• Text excerpt:
---*---

A beginner’s look at Agile and Scrum

When you hear the word scrum, you may think ‘Crouch, bind, set’, as you would hear on the rugby pitch. You can imagine this rugby-fanatic’s disappointment on her first day at Manifesto then when she realised that we do not go around barging into one another, jostling for an egg-shaped ball. Scrum, in this case, is a methodology of project management. No egg-chasing here.

I’ve been at Manifesto for a few months now (almost 3 – where does the time go?) and in that time, you could say I’ve learned a thing or two!

Well, actually, more than two things. As with any new job, you are in a constant state of learning for the first few months. Here at Manifesto, scrum is the method used to manage our projects. As someone who had never used agile or scrum before I certainly know more about it now than I did a few months ago.

First things first, what is scrum?

Well, put simply, Scrum is a flavour of agile project management. It is a method of managing the design and build of a digital project in iterative increments i.e. short bursts called sprints.

Using this method of project management allows for flexibility on both sides – product owners and project deliverers – to adapt to any changes, new ideas or new functionality that is required for the project.

To produce a project on time, the ScrumMaster and the product owner need to sit down together and discuss exactly what features and functionality is needed.

These are then broken into stories along the lines of

‘As a user I can sign up for email notifications so that I can get the latest news from Company X’.

This tells the development team that email sign up functionality needs to be added and so this becomes something that the developers will work on during a sprint.

When the backlog is completed, the designer will then be able to formulate some template designs for the product owner to review. When designs are signed off, only then does development begin in sprints, short bursts of, usually, 2 weeks (but can be as long as 4).

During development, the team have a 15-minute catch up every day called a stand-up where they discuss what they did yesterday, what they’re working on today and if there is anything blocking them from carrying out their work. This allows everyone to know what the team is up to and where we are with the overall development of the project.

After each sprint, there will be a demo to show stakeholders what has been achieved in sprint and then a meeting to plan what happens in the next one.

The Scrum team

The role of the ScrumMaster is to act not as a leader but as facilitator to allow the team to remain creative and productive by removing any barriers or impediments.

They work as both a go-between and a team coach. They provide all necessary information to the team so that they can get their work done and they encourage the team when needed i.e. they’re awesome!

The developers spend endless hours/days/weeks in front of computers turning a blank page into something beautiful i.e. they’re awesome too.

The designers spend a long time looking at other websites for inspiration – what is good, what is bad – to provide the product owner with ideas on what the new product will look like (they’re equally as awesome!).

The product owner is the person who is the voice of the product being produced and will work with the scrum master on the piece of work being developed (and yes, they are also awesome!).

---*---

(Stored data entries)
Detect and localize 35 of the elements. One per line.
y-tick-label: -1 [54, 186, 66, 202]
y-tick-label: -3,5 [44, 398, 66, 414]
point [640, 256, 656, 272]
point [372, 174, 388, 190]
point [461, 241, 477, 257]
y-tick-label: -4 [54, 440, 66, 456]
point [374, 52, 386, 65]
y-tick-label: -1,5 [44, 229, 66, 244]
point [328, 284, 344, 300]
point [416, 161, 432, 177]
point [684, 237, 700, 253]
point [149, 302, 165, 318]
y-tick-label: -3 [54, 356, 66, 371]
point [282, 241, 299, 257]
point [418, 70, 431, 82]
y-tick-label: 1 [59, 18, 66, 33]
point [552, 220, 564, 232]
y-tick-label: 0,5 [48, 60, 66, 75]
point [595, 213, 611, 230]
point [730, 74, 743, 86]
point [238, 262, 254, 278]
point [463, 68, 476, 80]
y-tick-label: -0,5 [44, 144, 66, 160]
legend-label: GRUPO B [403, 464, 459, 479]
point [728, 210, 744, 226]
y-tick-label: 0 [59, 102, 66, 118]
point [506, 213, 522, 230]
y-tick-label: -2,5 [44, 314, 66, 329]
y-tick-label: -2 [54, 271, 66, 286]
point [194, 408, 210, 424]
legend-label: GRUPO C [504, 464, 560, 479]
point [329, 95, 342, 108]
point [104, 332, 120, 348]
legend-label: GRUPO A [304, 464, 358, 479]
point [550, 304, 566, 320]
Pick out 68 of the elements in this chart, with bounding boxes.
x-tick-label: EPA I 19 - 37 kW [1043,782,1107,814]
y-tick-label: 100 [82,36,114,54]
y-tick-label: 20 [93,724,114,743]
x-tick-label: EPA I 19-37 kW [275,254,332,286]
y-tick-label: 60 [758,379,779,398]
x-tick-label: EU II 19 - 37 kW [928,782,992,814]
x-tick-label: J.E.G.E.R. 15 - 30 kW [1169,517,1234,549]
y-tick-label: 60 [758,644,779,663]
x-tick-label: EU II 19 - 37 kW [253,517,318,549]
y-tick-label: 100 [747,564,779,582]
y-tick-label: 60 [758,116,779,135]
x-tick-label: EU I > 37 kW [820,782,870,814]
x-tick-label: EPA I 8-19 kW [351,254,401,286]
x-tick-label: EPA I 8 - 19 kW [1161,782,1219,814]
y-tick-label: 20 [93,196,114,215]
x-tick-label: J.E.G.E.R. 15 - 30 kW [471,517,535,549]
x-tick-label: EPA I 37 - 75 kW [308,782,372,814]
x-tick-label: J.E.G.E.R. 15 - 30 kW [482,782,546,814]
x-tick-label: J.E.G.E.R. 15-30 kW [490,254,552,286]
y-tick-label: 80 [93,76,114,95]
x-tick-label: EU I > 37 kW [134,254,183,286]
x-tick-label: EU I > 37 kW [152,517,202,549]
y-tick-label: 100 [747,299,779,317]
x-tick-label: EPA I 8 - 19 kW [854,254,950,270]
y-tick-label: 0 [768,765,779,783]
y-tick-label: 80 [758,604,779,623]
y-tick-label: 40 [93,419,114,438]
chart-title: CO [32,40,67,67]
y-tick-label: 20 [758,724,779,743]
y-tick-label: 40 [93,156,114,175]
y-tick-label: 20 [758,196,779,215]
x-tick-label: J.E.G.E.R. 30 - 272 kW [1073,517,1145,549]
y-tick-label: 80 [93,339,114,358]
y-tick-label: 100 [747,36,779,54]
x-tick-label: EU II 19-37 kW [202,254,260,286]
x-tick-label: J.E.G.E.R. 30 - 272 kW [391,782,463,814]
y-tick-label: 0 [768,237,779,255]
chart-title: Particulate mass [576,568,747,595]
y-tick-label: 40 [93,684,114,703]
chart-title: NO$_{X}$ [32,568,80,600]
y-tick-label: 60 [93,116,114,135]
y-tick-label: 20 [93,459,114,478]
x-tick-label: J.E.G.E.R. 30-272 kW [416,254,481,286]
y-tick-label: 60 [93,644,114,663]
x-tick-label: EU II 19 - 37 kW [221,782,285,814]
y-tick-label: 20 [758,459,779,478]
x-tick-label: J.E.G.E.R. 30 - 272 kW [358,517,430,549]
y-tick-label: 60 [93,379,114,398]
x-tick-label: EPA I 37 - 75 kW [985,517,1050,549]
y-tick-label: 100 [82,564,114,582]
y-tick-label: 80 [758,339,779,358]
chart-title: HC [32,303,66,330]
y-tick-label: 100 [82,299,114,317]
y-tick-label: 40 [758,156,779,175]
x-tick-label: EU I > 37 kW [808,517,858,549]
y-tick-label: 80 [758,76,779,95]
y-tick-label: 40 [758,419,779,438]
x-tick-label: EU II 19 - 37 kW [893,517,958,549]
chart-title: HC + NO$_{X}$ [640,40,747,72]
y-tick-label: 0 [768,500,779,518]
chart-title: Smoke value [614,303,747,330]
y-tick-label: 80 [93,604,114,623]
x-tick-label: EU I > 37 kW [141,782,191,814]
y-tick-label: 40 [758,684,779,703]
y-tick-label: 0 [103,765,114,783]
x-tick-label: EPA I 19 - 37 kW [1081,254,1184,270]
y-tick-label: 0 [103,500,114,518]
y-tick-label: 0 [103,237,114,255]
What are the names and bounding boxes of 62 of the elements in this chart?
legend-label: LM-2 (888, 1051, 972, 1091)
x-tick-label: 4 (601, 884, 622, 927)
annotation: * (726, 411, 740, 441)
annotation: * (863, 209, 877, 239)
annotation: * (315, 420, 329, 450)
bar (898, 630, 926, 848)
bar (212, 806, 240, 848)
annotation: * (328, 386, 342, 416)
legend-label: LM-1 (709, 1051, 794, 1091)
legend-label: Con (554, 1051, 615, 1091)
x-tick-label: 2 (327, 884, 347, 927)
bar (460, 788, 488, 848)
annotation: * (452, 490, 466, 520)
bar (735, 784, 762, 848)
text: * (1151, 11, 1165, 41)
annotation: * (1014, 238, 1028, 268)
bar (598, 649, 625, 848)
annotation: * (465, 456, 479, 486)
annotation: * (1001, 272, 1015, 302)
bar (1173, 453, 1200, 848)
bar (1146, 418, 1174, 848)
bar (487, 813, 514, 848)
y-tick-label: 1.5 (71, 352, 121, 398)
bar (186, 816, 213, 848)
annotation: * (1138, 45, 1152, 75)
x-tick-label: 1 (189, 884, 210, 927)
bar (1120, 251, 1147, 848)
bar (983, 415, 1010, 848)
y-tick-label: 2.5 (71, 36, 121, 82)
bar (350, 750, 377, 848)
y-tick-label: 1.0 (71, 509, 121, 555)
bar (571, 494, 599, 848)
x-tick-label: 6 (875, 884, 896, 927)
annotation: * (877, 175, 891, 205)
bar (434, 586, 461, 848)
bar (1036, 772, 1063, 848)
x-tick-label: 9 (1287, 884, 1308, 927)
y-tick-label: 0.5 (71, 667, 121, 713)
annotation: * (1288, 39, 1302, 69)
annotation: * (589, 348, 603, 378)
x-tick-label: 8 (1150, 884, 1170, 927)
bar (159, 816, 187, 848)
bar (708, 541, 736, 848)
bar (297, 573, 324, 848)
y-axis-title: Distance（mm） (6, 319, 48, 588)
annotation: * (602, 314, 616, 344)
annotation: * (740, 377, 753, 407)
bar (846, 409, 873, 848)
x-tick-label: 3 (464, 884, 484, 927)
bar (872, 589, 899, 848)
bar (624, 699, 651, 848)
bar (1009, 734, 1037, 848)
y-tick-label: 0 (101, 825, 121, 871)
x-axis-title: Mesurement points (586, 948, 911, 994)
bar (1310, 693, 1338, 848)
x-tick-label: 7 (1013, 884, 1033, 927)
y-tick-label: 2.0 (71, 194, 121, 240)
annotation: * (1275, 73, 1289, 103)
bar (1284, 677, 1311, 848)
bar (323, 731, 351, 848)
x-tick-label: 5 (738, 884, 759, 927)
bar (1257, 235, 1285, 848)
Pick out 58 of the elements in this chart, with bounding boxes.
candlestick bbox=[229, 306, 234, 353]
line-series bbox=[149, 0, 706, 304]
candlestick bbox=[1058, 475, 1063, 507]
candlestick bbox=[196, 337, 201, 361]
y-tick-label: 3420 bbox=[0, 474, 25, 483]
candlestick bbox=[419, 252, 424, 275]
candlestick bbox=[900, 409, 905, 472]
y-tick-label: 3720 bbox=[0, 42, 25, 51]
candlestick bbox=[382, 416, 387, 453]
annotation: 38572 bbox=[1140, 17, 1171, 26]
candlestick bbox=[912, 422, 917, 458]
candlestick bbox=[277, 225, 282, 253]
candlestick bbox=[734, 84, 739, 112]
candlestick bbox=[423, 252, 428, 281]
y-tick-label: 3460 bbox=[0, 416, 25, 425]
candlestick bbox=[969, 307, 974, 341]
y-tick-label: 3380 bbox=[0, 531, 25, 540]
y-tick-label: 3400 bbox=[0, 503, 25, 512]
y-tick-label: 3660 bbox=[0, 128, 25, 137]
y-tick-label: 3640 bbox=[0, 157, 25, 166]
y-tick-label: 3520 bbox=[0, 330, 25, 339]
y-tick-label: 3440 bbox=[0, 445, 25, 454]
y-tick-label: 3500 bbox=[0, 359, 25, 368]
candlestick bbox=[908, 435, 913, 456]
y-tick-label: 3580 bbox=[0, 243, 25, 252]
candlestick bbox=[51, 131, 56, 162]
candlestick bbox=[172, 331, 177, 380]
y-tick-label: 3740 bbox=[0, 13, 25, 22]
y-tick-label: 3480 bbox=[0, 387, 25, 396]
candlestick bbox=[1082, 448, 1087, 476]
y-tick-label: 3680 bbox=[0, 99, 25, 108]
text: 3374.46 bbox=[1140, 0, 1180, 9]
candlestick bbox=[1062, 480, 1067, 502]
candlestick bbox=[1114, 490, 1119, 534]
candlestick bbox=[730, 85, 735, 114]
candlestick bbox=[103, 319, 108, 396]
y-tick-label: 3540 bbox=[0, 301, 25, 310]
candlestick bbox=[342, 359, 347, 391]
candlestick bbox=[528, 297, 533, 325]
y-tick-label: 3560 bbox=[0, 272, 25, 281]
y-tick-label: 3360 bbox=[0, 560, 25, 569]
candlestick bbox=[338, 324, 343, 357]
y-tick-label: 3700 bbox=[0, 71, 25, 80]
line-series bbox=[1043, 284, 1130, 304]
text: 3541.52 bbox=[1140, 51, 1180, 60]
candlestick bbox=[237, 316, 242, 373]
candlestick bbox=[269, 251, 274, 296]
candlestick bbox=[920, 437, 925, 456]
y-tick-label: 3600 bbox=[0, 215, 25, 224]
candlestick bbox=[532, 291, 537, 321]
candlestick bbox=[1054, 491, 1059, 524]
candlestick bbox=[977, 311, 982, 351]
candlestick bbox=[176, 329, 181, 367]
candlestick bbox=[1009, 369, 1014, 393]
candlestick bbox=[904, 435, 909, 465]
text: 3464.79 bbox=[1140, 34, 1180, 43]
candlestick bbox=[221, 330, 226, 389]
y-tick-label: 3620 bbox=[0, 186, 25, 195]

---*---

• Exercise description:
Using the Agile and Scrum text above, list every role described under the heading "The Scrum team".

• Solution:
- ScrumMaster
- Developers
- Designers
- Product owner